■ **Requirement**
Find all lines in the records that include the word "content", and copy them out.

■ **Information provided**
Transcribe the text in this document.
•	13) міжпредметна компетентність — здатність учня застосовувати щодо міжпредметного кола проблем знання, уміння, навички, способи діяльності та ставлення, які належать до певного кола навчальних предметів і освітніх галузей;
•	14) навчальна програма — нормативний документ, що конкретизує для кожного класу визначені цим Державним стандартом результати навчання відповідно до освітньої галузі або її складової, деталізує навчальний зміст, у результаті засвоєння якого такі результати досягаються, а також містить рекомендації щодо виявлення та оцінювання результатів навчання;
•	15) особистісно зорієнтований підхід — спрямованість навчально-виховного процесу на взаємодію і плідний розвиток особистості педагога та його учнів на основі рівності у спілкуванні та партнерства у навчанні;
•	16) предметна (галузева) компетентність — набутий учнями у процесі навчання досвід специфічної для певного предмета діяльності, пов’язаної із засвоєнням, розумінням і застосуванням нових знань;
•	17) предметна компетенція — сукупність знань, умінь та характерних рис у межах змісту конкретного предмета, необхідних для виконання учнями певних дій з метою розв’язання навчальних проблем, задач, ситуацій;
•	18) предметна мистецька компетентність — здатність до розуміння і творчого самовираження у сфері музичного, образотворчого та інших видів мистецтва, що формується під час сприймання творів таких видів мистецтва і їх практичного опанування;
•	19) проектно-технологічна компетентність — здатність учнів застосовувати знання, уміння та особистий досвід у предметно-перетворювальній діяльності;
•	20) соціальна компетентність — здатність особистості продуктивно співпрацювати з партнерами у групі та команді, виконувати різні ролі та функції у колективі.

==

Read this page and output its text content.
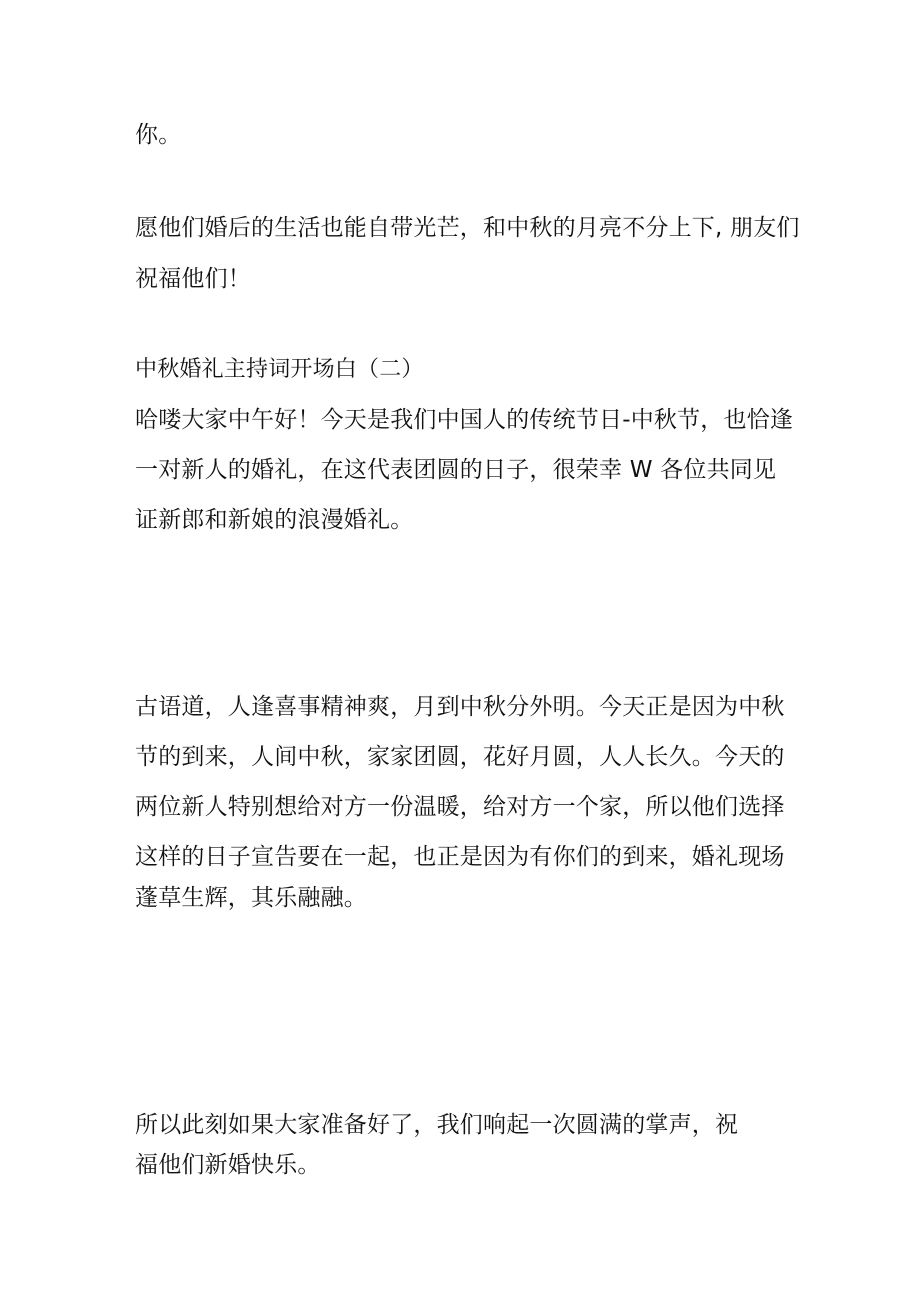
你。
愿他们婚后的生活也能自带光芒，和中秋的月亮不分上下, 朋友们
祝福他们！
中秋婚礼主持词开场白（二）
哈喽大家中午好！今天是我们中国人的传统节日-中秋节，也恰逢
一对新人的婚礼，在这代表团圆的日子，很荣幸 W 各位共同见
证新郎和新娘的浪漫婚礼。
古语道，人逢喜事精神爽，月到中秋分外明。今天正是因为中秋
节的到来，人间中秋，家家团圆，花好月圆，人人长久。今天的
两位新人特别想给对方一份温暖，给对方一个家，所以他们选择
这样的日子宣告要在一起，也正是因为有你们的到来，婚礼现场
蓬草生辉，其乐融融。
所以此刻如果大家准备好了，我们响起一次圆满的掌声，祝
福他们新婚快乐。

==

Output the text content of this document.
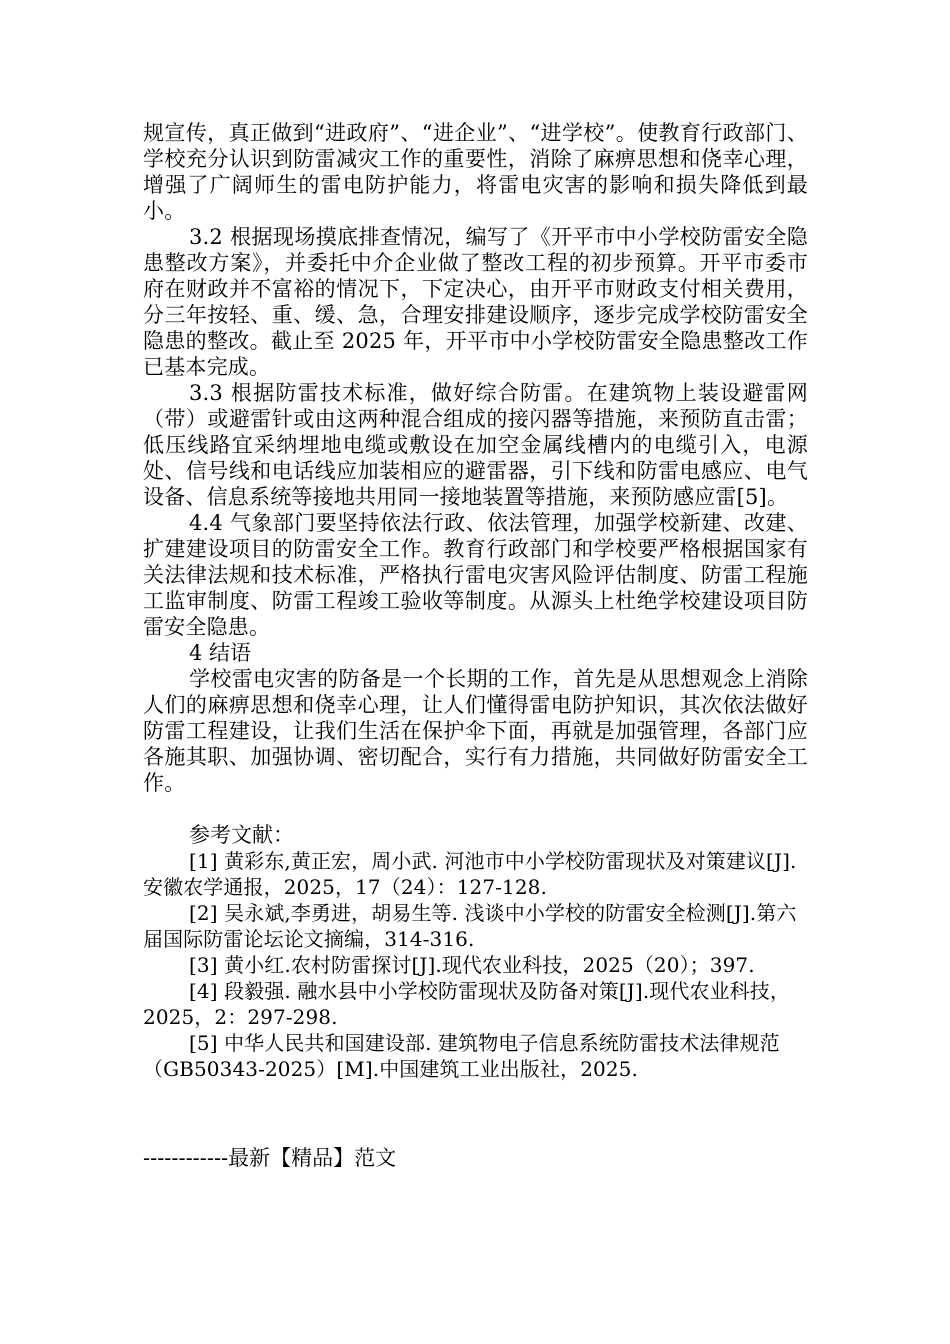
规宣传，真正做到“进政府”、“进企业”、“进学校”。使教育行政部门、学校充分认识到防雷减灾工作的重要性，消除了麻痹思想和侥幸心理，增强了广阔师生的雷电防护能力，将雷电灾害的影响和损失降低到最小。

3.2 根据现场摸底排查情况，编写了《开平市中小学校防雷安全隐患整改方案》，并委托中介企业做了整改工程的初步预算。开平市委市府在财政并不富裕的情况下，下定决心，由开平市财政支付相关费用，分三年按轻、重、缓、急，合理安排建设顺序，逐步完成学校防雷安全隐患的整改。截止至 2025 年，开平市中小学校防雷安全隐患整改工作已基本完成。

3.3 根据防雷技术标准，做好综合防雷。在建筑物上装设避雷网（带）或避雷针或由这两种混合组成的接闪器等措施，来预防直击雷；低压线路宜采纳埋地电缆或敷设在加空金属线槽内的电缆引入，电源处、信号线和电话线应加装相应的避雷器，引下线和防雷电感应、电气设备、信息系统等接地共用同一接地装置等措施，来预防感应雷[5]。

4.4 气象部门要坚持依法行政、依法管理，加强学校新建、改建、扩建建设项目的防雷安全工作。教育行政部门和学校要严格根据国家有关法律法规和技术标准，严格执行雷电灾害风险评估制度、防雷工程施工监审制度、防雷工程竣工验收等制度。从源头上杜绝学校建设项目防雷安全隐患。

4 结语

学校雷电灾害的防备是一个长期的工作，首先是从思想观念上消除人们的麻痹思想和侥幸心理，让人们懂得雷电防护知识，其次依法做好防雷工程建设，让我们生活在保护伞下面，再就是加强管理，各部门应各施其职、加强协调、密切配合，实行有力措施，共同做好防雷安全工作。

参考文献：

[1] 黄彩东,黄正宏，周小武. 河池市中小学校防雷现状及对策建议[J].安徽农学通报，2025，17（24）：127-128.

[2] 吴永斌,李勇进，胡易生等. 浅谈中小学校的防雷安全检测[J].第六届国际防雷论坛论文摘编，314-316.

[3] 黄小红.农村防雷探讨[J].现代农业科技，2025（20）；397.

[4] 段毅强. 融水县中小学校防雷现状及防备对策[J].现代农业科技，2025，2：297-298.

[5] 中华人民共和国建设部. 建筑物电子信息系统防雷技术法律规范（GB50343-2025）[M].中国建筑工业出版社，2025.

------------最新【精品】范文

■ **Result of the exercise**
Read this page and output its text content.
Output the text content of this document.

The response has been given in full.